======== DOCUMENT SECTION ========

Aim of Q.C is just to make subset x = s[1...[s]-2] a perfect parenthesis sequence, with s[0] = '(' and s[|s|-1] = ')'. This is because if x is balanced, then all strict prefixes are gauranteed unbalanced, but still s[0]+x+s[n-1] will become balanced.
I thought the same but got WA on Test Case 6. What about yours?
See this comment. I too was closing brackets as soon as possible. But greedy approach should have been other way around (making brackets open first as much as possible). Refer this comment for better understanding : https://codeforces.net/blog/entry/66539?#comment-505352
I use a greedy approach , Let the first '(' match the last ')' ,and we just remove the first char and the last char ,then if the remaining string can be a Legal sequence , then it works,and also use greedy approach to replace '?',first we shoule cale the numebr of '(' in '?' ,then we should replace '?' with '(' First ,and the rest we replace with ')', Be careful with the illegal solution.
try this test case: 6 ??)?)) output: (()()) wa: :(
why output: (()()) is WA ? I think it is correct
It seems like my english is bad, I meaned that with this test, right answer would be (()()), and if your code gave :(, it would be considered as a wrong answer, sorry for my bad
OK , I think my approach will output the correct answer
Thanks for the fast editorial!
Can someone explain D — Serval and Rooted Tree more clear, sorry for my stupidness
For each non leaf node, we either have a max node or a min node. If we are at a max node, then we can assume our answer will come from the child with the highest upper bound. But if we are at a min node, then we need to add up all the upper bound. The upper bound at the leaves are 1 (meaning we take the 1st highest node of its subtree which is itself). For a min node with 2 leaf child, the upper bound is 2 (meaning we need 2 high value K's to maximize that node)
What do you mean, when you saying "upper bound". Is this a maximal number, what can be written in non leaf node? Can you explain idea in more detail, why we need upper bound for all nodes?

======== RECORD SET ========

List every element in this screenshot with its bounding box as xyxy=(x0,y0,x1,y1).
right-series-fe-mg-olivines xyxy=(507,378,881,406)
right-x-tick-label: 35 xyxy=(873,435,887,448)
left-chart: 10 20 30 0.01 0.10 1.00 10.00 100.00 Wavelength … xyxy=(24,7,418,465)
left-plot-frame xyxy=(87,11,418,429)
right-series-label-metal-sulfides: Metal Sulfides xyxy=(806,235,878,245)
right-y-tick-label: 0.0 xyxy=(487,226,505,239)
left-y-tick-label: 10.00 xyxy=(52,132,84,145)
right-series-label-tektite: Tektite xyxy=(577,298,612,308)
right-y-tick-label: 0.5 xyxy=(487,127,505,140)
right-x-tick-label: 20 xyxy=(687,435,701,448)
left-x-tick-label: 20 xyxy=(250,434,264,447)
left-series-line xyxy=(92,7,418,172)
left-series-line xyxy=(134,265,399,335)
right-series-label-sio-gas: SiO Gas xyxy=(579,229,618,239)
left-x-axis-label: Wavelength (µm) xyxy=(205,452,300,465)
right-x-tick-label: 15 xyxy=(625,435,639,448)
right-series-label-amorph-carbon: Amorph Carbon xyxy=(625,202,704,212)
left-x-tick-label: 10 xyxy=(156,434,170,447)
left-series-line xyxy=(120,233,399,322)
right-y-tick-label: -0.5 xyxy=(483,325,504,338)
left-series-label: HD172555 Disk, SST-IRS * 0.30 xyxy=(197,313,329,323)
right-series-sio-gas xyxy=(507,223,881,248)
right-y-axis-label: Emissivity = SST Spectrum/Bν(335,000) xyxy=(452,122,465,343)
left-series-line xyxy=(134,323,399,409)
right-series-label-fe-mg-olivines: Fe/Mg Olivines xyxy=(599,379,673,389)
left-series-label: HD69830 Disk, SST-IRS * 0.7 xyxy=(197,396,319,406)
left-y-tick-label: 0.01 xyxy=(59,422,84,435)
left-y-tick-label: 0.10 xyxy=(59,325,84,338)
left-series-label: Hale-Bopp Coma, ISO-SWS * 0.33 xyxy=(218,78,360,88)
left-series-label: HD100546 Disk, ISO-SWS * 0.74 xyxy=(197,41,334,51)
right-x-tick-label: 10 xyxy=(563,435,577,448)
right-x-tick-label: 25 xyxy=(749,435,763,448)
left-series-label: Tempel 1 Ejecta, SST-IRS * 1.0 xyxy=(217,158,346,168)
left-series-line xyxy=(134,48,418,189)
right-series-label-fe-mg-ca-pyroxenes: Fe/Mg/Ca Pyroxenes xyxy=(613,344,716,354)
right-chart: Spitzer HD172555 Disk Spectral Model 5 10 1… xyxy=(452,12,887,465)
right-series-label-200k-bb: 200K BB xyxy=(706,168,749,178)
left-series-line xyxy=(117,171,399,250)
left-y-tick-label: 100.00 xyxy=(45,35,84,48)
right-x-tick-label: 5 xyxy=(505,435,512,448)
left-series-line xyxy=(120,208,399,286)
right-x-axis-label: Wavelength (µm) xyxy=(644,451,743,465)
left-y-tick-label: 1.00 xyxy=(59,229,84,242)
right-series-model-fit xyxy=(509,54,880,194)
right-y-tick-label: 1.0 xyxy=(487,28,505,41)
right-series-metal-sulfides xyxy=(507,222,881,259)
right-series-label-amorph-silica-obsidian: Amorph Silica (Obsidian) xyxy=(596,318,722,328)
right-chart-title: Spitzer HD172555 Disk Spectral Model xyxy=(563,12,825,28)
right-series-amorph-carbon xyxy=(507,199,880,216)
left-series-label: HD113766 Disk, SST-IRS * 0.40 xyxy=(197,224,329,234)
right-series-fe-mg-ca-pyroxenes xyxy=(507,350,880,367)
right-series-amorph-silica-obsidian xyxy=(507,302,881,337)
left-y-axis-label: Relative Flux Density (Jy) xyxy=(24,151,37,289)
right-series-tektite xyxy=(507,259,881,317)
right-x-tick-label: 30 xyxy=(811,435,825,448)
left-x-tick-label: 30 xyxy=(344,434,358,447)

========

◆ **REQUIRED TASKS**
**a.** From the comment thread, list every rule or value it gives for the upper bound in the explanation of problem D.
**b.** For each statement, say whether the comment thread agrees with it. Answer yes or no and quote the words that decide it.
(i) One commenter got WA on Test Case 6.
(ii) The recommended greedy approach closes brackets as soon as possible.
(iii) The upper bound at a leaf is 2.
**c.** Continue the comment thread from where it stops.

◆ **EXPECTED RESULTS**
**a.**
- At a max node, the answer comes from the child with the highest upper bound.
- At a min node, the upper bounds of all children are added up.
- The upper bound at a leaf is 1.
- A min node with 2 leaf children has an upper bound of 2.

**b.**
(i) Yes: "got WA on Test Case 6"
(ii) No: "greedy approach should have been other way around (making brackets open first as much as possible)"
(iii) No: "The upper bound at the leaves are 1"

**c.**
The upper bound on a node is the maximum value that can be achieved with optimal arrangement of it's subtree.
for each vertex, try to minimize the number of numbers which the number on this vertex must be less than (I mean '<'). Try to find this answer for all the vertices and the answer for the no.1 vertex will be used to make the final answer for this task, final answer is (number of leaves)-(answer for question I mentioned above for no.1 vertex). Hope you get it. how to get this idea: by seeing that the number on each vertex must be less than some numbers on other vertices, it depends on what type of restriction (min or max), try to minimize this number for all vertices to get better answer (bigger number for vertex no.1)
In pronlem E , we can check all rows and columns in a random order . In worst case , the expect number of queries is about 1020.
Can you post your code ? plz
I've just wrote one in here
Thanks for the editorial. I was trying to solve C by trying to maintain difference of 1 between number of open and closed brackets and greedily marking a '?' as '(' or ')'. Kept failing on pretest 6 and could see on Discord after contest that a few more were failing on that pretest.
I guess another intuition of why we can make as many '?' = '(' in the beginning is that there is no way it will make the sequence unbalanced as we can always have ')' at the later half of the sequence to balance it out. My solution, in contrast would have failed for case like "((?)))" as it would have changed the first '?' to ')'.
BTW Then I think there can't be an online solution to the problem ? Am I right ?
Thanks again !
I was facing the same problem but I still do not understand how closing brackets as soon as possible leads to failure in Testcase 6. Could you please explain your insights?
(??)
( ( ? ) )
Your code I guess will be assigning ? as ).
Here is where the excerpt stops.